Source records:
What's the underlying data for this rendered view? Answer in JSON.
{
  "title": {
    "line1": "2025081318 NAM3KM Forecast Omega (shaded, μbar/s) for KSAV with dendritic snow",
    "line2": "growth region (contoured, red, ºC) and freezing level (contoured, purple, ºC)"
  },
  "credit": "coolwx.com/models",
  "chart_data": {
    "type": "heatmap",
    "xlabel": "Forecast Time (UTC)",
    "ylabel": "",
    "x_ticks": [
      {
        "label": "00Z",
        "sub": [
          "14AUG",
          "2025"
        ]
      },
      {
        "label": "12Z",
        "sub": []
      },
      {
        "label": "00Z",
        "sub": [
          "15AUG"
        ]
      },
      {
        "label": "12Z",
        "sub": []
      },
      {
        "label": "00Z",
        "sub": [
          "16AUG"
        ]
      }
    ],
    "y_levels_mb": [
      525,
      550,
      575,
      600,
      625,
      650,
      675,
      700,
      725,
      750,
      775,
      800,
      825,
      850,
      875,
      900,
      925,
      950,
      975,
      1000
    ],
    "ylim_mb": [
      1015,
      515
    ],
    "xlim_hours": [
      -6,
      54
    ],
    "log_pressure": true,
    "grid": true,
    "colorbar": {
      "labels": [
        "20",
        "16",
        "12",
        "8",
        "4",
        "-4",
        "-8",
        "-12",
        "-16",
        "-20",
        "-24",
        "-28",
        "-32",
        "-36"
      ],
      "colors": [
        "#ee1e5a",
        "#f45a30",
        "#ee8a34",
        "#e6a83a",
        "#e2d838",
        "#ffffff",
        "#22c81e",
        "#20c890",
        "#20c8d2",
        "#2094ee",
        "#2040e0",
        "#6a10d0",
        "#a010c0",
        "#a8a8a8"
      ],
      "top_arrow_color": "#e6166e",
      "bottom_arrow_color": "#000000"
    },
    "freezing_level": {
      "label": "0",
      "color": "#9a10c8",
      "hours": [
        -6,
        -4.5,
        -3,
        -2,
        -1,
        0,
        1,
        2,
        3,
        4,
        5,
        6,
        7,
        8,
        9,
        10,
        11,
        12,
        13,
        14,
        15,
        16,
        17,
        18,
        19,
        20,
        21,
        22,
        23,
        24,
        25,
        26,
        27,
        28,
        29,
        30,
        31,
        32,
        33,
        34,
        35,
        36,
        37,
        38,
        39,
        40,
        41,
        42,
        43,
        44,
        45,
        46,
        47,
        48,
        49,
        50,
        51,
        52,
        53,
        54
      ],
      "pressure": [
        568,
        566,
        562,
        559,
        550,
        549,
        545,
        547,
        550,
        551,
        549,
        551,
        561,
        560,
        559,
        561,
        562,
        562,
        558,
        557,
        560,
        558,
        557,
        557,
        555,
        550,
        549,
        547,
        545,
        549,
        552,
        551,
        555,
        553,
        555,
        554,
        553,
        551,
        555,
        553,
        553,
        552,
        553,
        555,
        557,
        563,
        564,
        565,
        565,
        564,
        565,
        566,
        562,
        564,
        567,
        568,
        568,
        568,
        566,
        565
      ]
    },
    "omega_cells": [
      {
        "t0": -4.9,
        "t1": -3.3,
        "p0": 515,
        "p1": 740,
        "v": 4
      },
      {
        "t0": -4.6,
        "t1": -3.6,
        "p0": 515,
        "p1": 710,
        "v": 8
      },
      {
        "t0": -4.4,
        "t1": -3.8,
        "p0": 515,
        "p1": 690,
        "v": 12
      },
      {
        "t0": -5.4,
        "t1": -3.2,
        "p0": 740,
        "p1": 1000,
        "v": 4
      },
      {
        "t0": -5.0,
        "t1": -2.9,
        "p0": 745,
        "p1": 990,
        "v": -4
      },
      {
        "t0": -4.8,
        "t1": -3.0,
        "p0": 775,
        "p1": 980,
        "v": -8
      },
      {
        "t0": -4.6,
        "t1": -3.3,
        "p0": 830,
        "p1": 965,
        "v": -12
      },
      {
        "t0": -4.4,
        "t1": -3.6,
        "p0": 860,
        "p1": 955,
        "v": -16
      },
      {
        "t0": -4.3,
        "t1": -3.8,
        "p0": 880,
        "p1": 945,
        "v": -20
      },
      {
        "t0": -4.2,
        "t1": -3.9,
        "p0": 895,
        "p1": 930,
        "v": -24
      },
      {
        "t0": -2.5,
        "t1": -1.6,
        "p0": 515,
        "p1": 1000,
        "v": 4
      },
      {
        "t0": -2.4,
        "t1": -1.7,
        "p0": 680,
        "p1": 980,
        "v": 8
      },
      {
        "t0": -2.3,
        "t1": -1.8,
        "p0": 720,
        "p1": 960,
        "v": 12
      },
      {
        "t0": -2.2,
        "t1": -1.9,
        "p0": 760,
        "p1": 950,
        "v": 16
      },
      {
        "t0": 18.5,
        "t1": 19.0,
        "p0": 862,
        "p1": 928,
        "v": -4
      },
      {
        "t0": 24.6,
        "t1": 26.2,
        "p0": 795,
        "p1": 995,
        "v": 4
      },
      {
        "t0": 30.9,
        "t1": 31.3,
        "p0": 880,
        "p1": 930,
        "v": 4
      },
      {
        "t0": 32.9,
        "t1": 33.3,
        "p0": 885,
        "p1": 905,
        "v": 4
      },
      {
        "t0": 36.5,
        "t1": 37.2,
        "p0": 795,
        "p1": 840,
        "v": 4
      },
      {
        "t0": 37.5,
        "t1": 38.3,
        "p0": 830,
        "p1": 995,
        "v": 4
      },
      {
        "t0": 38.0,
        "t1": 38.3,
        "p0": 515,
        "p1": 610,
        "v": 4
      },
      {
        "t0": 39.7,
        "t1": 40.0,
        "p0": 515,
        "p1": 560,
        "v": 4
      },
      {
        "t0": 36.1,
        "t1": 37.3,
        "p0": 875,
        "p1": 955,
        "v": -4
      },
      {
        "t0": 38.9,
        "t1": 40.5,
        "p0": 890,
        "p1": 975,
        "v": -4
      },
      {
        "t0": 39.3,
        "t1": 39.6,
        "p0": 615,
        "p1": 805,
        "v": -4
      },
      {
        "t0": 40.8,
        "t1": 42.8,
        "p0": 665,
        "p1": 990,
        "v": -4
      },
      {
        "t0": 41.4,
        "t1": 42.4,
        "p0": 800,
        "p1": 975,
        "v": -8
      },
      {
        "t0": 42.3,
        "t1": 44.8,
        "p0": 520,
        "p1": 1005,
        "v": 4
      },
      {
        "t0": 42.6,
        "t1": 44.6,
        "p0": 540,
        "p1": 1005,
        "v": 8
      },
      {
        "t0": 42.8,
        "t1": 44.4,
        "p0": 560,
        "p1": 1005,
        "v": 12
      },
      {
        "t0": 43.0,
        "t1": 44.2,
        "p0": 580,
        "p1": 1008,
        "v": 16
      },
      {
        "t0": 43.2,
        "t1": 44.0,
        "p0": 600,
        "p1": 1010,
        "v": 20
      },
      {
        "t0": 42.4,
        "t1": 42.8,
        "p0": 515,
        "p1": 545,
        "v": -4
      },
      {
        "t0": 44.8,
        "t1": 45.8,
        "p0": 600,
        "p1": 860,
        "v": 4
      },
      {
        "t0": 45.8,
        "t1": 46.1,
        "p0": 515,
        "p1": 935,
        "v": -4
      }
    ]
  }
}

The exercise:
The full set of records should be duplicated exactly.

Answer below:
What's the underlying data for this rendered view? Answer in JSON.
{
  "title": {
    "line1": "2025081318 NAM3KM Forecast Omega (shaded, μbar/s) for KSAV with dendritic snow",
    "line2": "growth region (contoured, red, ºC) and freezing level (contoured, purple, ºC)"
  },
  "credit": "coolwx.com/models",
  "chart_data": {
    "type": "heatmap",
    "xlabel": "Forecast Time (UTC)",
    "ylabel": "",
    "x_ticks": [
      {
        "label": "00Z",
        "sub": [
          "14AUG",
          "2025"
        ]
      },
      {
        "label": "12Z",
        "sub": []
      },
      {
        "label": "00Z",
        "sub": [
          "15AUG"
        ]
      },
      {
        "label": "12Z",
        "sub": []
      },
      {
        "label": "00Z",
        "sub": [
          "16AUG"
        ]
      }
    ],
    "y_levels_mb": [
      525,
      550,
      575,
      600,
      625,
      650,
      675,
      700,
      725,
      750,
      775,
      800,
      825,
      850,
      875,
      900,
      925,
      950,
      975,
      1000
    ],
    "ylim_mb": [
      1015,
      515
    ],
    "xlim_hours": [
      -6,
      54
    ],
    "log_pressure": true,
    "grid": true,
    "colorbar": {
      "labels": [
        "20",
        "16",
        "12",
        "8",
        "4",
        "-4",
        "-8",
        "-12",
        "-16",
        "-20",
        "-24",
        "-28",
        "-32",
        "-36"
      ],
      "colors": [
        "#ee1e5a",
        "#f45a30",
        "#ee8a34",
        "#e6a83a",
        "#e2d838",
        "#ffffff",
        "#22c81e",
        "#20c890",
        "#20c8d2",
        "#2094ee",
        "#2040e0",
        "#6a10d0",
        "#a010c0",
        "#a8a8a8"
      ],
      "top_arrow_color": "#e6166e",
      "bottom_arrow_color": "#000000"
    },
    "freezing_level": {
      "label": "0",
      "color": "#9a10c8",
      "hours": [
        -6,
        -4.5,
        -3,
        -2,
        -1,
        0,
        1,
        2,
        3,
        4,
        5,
        6,
        7,
        8,
        9,
        10,
        11,
        12,
        13,
        14,
        15,
        16,
        17,
        18,
        19,
        20,
        21,
        22,
        23,
        24,
        25,
        26,
        27,
        28,
        29,
        30,
        31,
        32,
        33,
        34,
        35,
        36,
        37,
        38,
        39,
        40,
        41,
        42,
        43,
        44,
        45,
        46,
        47,
        48,
        49,
        50,
        51,
        52,
        53,
        54
      ],
      "pressure": [
        568,
        566,
        562,
        559,
        550,
        549,
        545,
        547,
        550,
        551,
        549,
        551,
        561,
        560,
        559,
        561,
        562,
        562,
        558,
        557,
        560,
        558,
        557,
        557,
        555,
        550,
        549,
        547,
        545,
        549,
        552,
        551,
        555,
        553,
        555,
        554,
        553,
        551,
        555,
        553,
        553,
        552,
        553,
        555,
        557,
        563,
        564,
        565,
        565,
        564,
        565,
        566,
        562,
        564,
        567,
        568,
        568,
        568,
        566,
        565
      ]
    },
    "omega_cells": [
      {
        "t0": -4.9,
        "t1": -3.3,
        "p0": 515,
        "p1": 740,
        "v": 4
      },
      {
        "t0": -4.6,
        "t1": -3.6,
        "p0": 515,
        "p1": 710,
        "v": 8
      },
      {
        "t0": -4.4,
        "t1": -3.8,
        "p0": 515,
        "p1": 690,
        "v": 12
      },
      {
        "t0": -5.4,
        "t1": -3.2,
        "p0": 740,
        "p1": 1000,
        "v": 4
      },
      {
        "t0": -5.0,
        "t1": -2.9,
        "p0": 745,
        "p1": 990,
        "v": -4
      },
      {
        "t0": -4.8,
        "t1": -3.0,
        "p0": 775,
        "p1": 980,
        "v": -8
      },
      {
        "t0": -4.6,
        "t1": -3.3,
        "p0": 830,
        "p1": 965,
        "v": -12
      },
      {
        "t0": -4.4,
        "t1": -3.6,
        "p0": 860,
        "p1": 955,
        "v": -16
      },
      {
        "t0": -4.3,
        "t1": -3.8,
        "p0": 880,
        "p1": 945,
        "v": -20
      },
      {
        "t0": -4.2,
        "t1": -3.9,
        "p0": 895,
        "p1": 930,
        "v": -24
      },
      {
        "t0": -2.5,
        "t1": -1.6,
        "p0": 515,
        "p1": 1000,
        "v": 4
      },
      {
        "t0": -2.4,
        "t1": -1.7,
        "p0": 680,
        "p1": 980,
        "v": 8
      },
      {
        "t0": -2.3,
        "t1": -1.8,
        "p0": 720,
        "p1": 960,
        "v": 12
      },
      {
        "t0": -2.2,
        "t1": -1.9,
        "p0": 760,
        "p1": 950,
        "v": 16
      },
      {
        "t0": 18.5,
        "t1": 19.0,
        "p0": 862,
        "p1": 928,
        "v": -4
      },
      {
        "t0": 24.6,
        "t1": 26.2,
        "p0": 795,
        "p1": 995,
        "v": 4
      },
      {
        "t0": 30.9,
        "t1": 31.3,
        "p0": 880,
        "p1": 930,
        "v": 4
      },
      {
        "t0": 32.9,
        "t1": 33.3,
        "p0": 885,
        "p1": 905,
        "v": 4
      },
      {
        "t0": 36.5,
        "t1": 37.2,
        "p0": 795,
        "p1": 840,
        "v": 4
      },
      {
        "t0": 37.5,
        "t1": 38.3,
        "p0": 830,
        "p1": 995,
        "v": 4
      },
      {
        "t0": 38.0,
        "t1": 38.3,
        "p0": 515,
        "p1": 610,
        "v": 4
      },
      {
        "t0": 39.7,
        "t1": 40.0,
        "p0": 515,
        "p1": 560,
        "v": 4
      },
      {
        "t0": 36.1,
        "t1": 37.3,
        "p0": 875,
        "p1": 955,
        "v": -4
      },
      {
        "t0": 38.9,
        "t1": 40.5,
        "p0": 890,
        "p1": 975,
        "v": -4
      },
      {
        "t0": 39.3,
        "t1": 39.6,
        "p0": 615,
        "p1": 805,
        "v": -4
      },
      {
        "t0": 40.8,
        "t1": 42.8,
        "p0": 665,
        "p1": 990,
        "v": -4
      },
      {
        "t0": 41.4,
        "t1": 42.4,
        "p0": 800,
        "p1": 975,
        "v": -8
      },
      {
        "t0": 42.3,
        "t1": 44.8,
        "p0": 520,
        "p1": 1005,
        "v": 4
      },
      {
        "t0": 42.6,
        "t1": 44.6,
        "p0": 540,
        "p1": 1005,
        "v": 8
      },
      {
        "t0": 42.8,
        "t1": 44.4,
        "p0": 560,
        "p1": 1005,
        "v": 12
      },
      {
        "t0": 43.0,
        "t1": 44.2,
        "p0": 580,
        "p1": 1008,
        "v": 16
      },
      {
        "t0": 43.2,
        "t1": 44.0,
        "p0": 600,
        "p1": 1010,
        "v": 20
      },
      {
        "t0": 42.4,
        "t1": 42.8,
        "p0": 515,
        "p1": 545,
        "v": -4
      },
      {
        "t0": 44.8,
        "t1": 45.8,
        "p0": 600,
        "p1": 860,
        "v": 4
      },
      {
        "t0": 45.8,
        "t1": 46.1,
        "p0": 515,
        "p1": 935,
        "v": -4
      }
    ]
  }
}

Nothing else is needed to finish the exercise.